Go through the data below and gather each line containing "Auswahl".

● **Material for this exercise**:
-*-*-
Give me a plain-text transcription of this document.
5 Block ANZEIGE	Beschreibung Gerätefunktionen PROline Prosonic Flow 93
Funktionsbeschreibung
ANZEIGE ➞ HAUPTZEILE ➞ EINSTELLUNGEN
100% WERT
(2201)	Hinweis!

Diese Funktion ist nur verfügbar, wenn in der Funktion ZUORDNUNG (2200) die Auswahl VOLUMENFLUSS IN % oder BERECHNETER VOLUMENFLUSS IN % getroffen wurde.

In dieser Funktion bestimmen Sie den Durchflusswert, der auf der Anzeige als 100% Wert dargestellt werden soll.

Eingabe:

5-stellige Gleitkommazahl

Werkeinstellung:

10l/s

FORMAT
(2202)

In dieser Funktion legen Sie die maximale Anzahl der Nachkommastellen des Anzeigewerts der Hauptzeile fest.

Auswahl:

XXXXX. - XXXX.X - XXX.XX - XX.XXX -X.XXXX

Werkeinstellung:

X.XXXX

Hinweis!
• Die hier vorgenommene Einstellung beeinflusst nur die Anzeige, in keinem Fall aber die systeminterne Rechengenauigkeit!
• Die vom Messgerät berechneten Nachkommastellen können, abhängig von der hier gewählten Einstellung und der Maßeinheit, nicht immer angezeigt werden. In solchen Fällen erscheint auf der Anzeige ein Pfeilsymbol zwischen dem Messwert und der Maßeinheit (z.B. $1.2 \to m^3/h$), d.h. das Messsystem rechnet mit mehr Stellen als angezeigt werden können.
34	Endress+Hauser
-*-*-
● **Answer box**:
Diese Funktion ist nur verfügbar, wenn in der Funktion ZUORDNUNG (2200) die Auswahl VOLUMENFLUSS IN % oder BERECHNETER VOLUMENFLUSS IN % getroffen wurde.
Auswahl:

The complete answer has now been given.